+++ Provided records

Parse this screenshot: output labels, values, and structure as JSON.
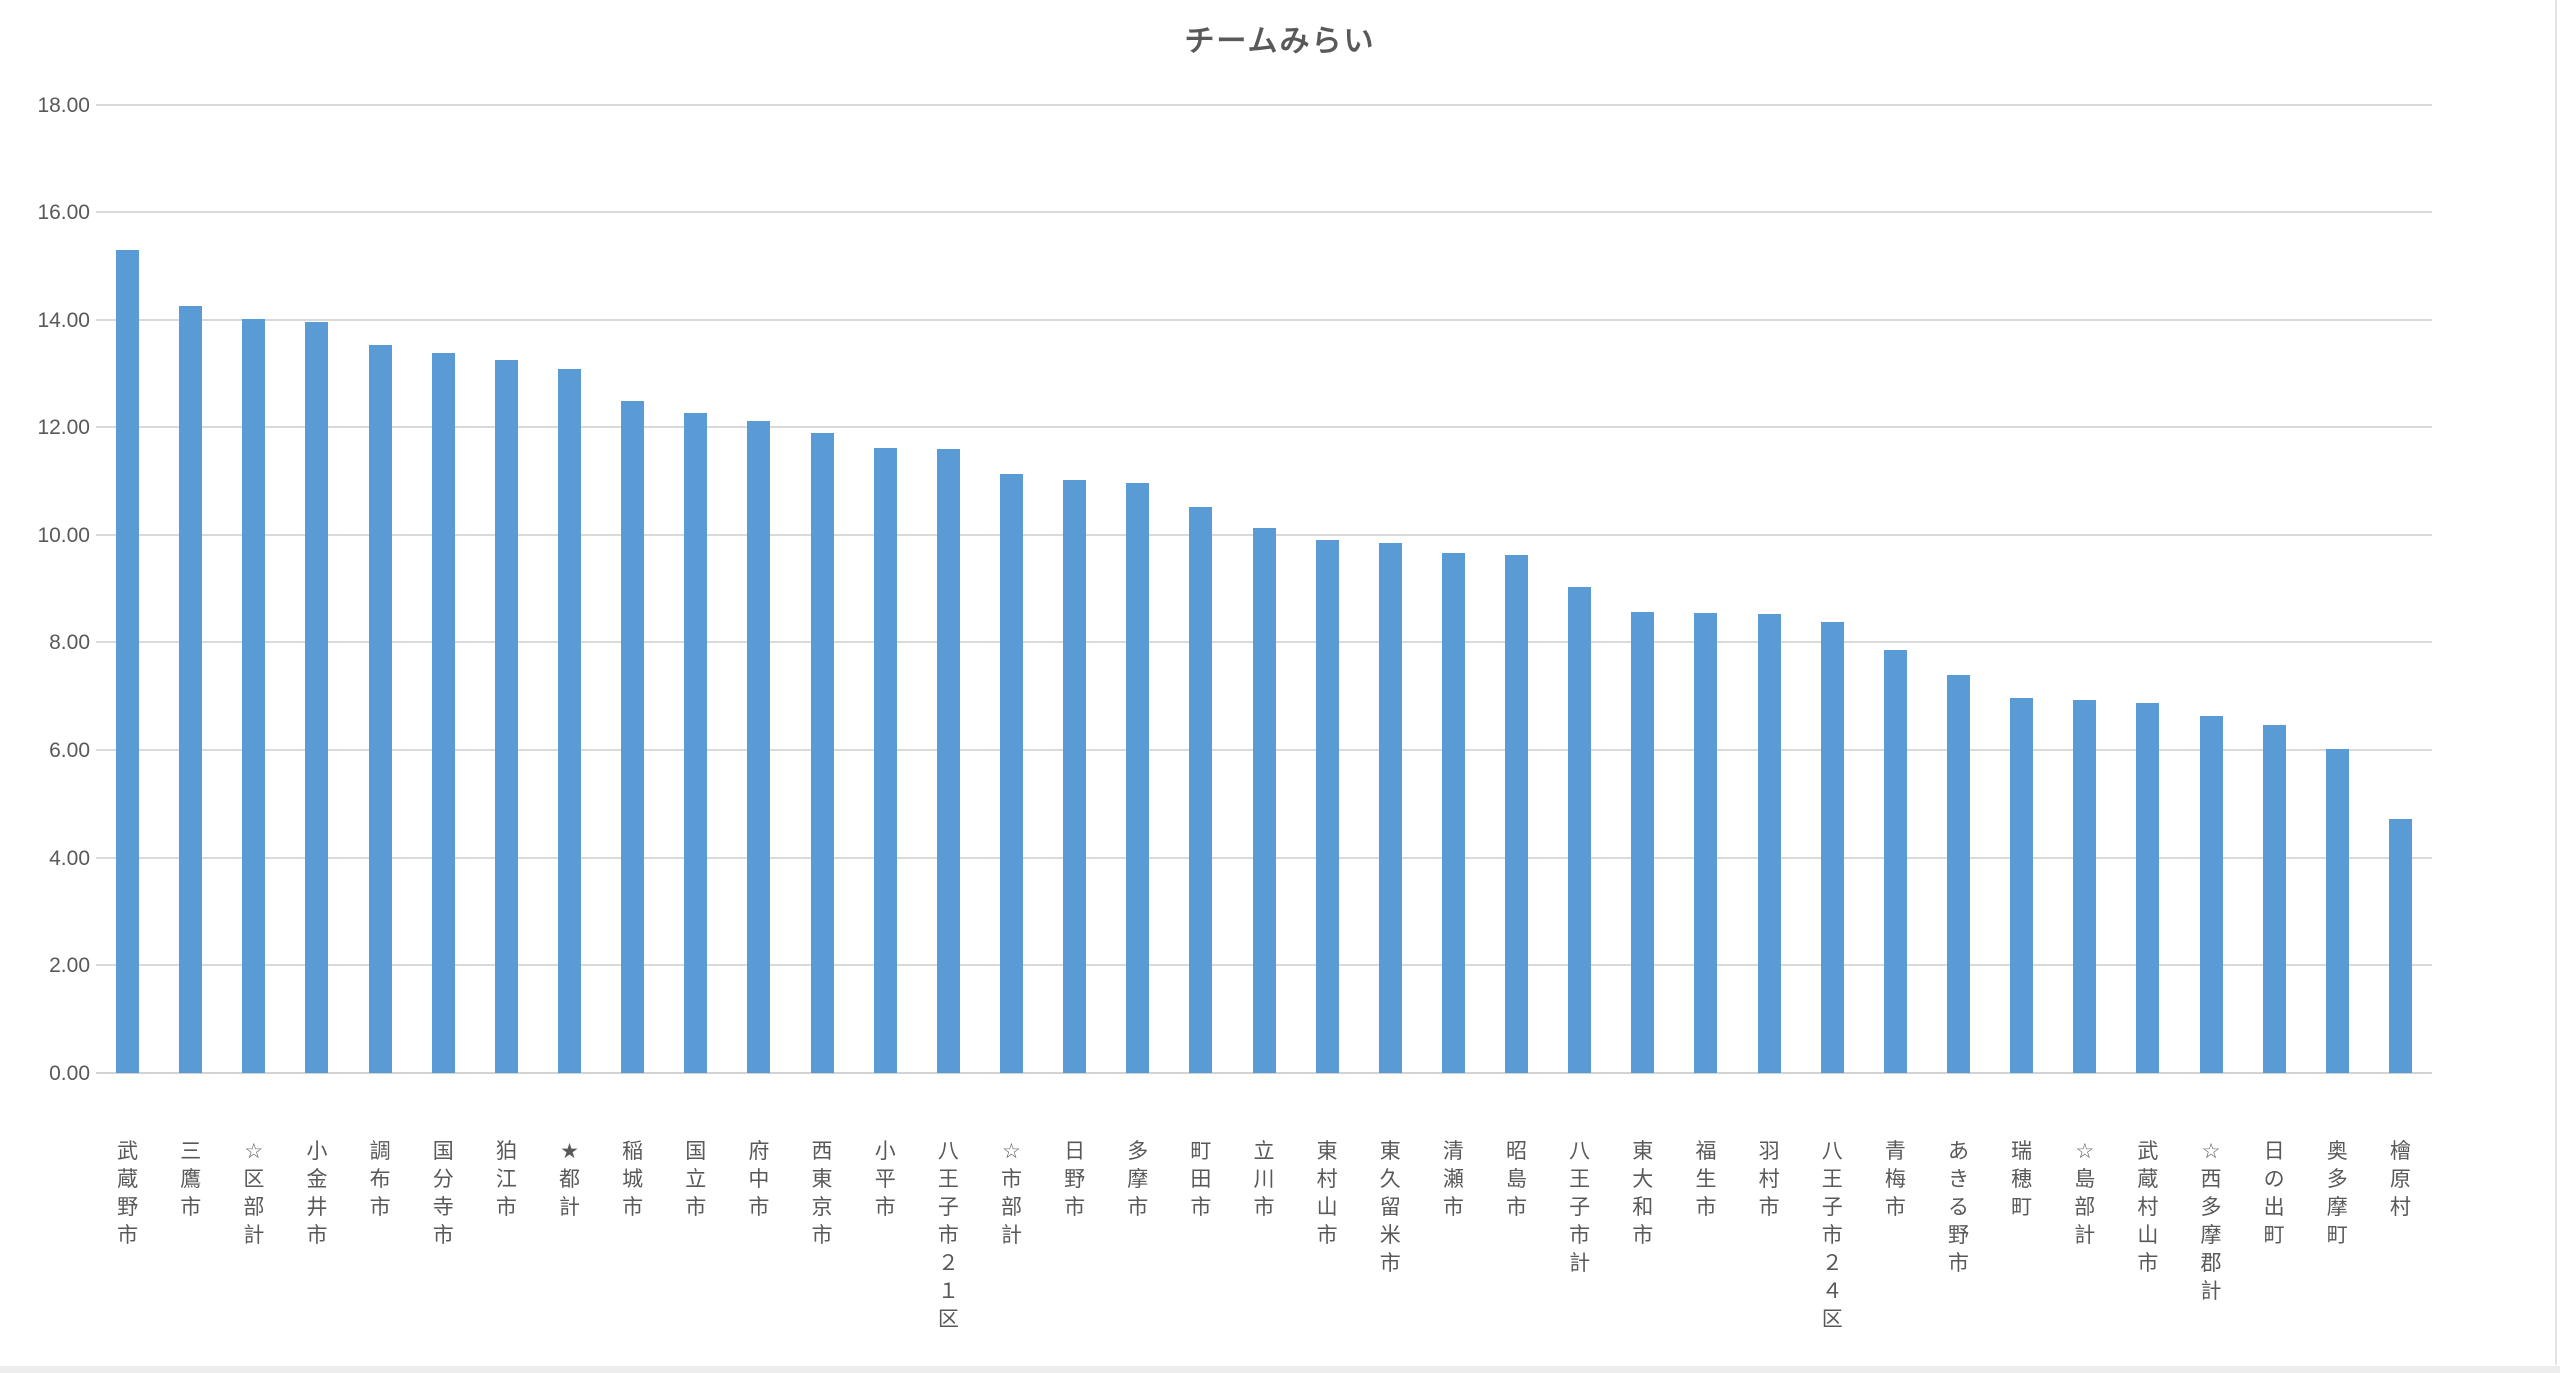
{
  "chart_data": {
    "type": "bar",
    "title": "チームみらい",
    "categories": [
      "武蔵野市",
      "三鷹市",
      "☆区部計",
      "小金井市",
      "調布市",
      "国分寺市",
      "狛江市",
      "★都計",
      "稲城市",
      "国立市",
      "府中市",
      "西東京市",
      "小平市",
      "八王子市２１区",
      "☆市部計",
      "日野市",
      "多摩市",
      "町田市",
      "立川市",
      "東村山市",
      "東久留米市",
      "清瀬市",
      "昭島市",
      "八王子市計",
      "東大和市",
      "福生市",
      "羽村市",
      "八王子市２４区",
      "青梅市",
      "あきる野市",
      "瑞穂町",
      "☆島部計",
      "武蔵村山市",
      "☆西多摩郡計",
      "日の出町",
      "奥多摩町",
      "檜原村"
    ],
    "values": [
      15.29,
      14.26,
      14.01,
      13.96,
      13.53,
      13.38,
      13.25,
      13.08,
      12.49,
      12.26,
      12.11,
      11.9,
      11.62,
      11.6,
      11.13,
      11.01,
      10.96,
      10.51,
      10.12,
      9.9,
      9.84,
      9.66,
      9.62,
      9.03,
      8.57,
      8.55,
      8.53,
      8.38,
      7.86,
      7.39,
      6.96,
      6.93,
      6.87,
      6.63,
      6.47,
      6.01,
      4.71
    ],
    "xlabel": "",
    "ylabel": "",
    "ylim": [
      0,
      18
    ],
    "ytick_step": 2,
    "ytick_labels": [
      "0.00",
      "2.00",
      "4.00",
      "6.00",
      "8.00",
      "10.00",
      "12.00",
      "14.00",
      "16.00",
      "18.00"
    ],
    "grid": true,
    "legend_position": "none",
    "bar_color": "#5B9BD5",
    "gridline_color": "#D9D9D9",
    "axis_line_color": "#D2D2D2",
    "text_color": "#595959",
    "background_color": "#FFFFFF"
  }
}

++++++

The problem → The records shown above are to be repeated exactly, with the pictures left out.

Output of the task →
Parse this screenshot: output labels, values, and structure as JSON.
{
  "chart_data": {
    "type": "bar",
    "title": "チームみらい",
    "categories": [
      "武蔵野市",
      "三鷹市",
      "☆区部計",
      "小金井市",
      "調布市",
      "国分寺市",
      "狛江市",
      "★都計",
      "稲城市",
      "国立市",
      "府中市",
      "西東京市",
      "小平市",
      "八王子市２１区",
      "☆市部計",
      "日野市",
      "多摩市",
      "町田市",
      "立川市",
      "東村山市",
      "東久留米市",
      "清瀬市",
      "昭島市",
      "八王子市計",
      "東大和市",
      "福生市",
      "羽村市",
      "八王子市２４区",
      "青梅市",
      "あきる野市",
      "瑞穂町",
      "☆島部計",
      "武蔵村山市",
      "☆西多摩郡計",
      "日の出町",
      "奥多摩町",
      "檜原村"
    ],
    "values": [
      15.29,
      14.26,
      14.01,
      13.96,
      13.53,
      13.38,
      13.25,
      13.08,
      12.49,
      12.26,
      12.11,
      11.9,
      11.62,
      11.6,
      11.13,
      11.01,
      10.96,
      10.51,
      10.12,
      9.9,
      9.84,
      9.66,
      9.62,
      9.03,
      8.57,
      8.55,
      8.53,
      8.38,
      7.86,
      7.39,
      6.96,
      6.93,
      6.87,
      6.63,
      6.47,
      6.01,
      4.71
    ],
    "xlabel": "",
    "ylabel": "",
    "ylim": [
      0,
      18
    ],
    "ytick_step": 2,
    "ytick_labels": [
      "0.00",
      "2.00",
      "4.00",
      "6.00",
      "8.00",
      "10.00",
      "12.00",
      "14.00",
      "16.00",
      "18.00"
    ],
    "grid": true,
    "legend_position": "none",
    "bar_color": "#5B9BD5",
    "gridline_color": "#D9D9D9",
    "axis_line_color": "#D2D2D2",
    "text_color": "#595959",
    "background_color": "#FFFFFF"
  }
}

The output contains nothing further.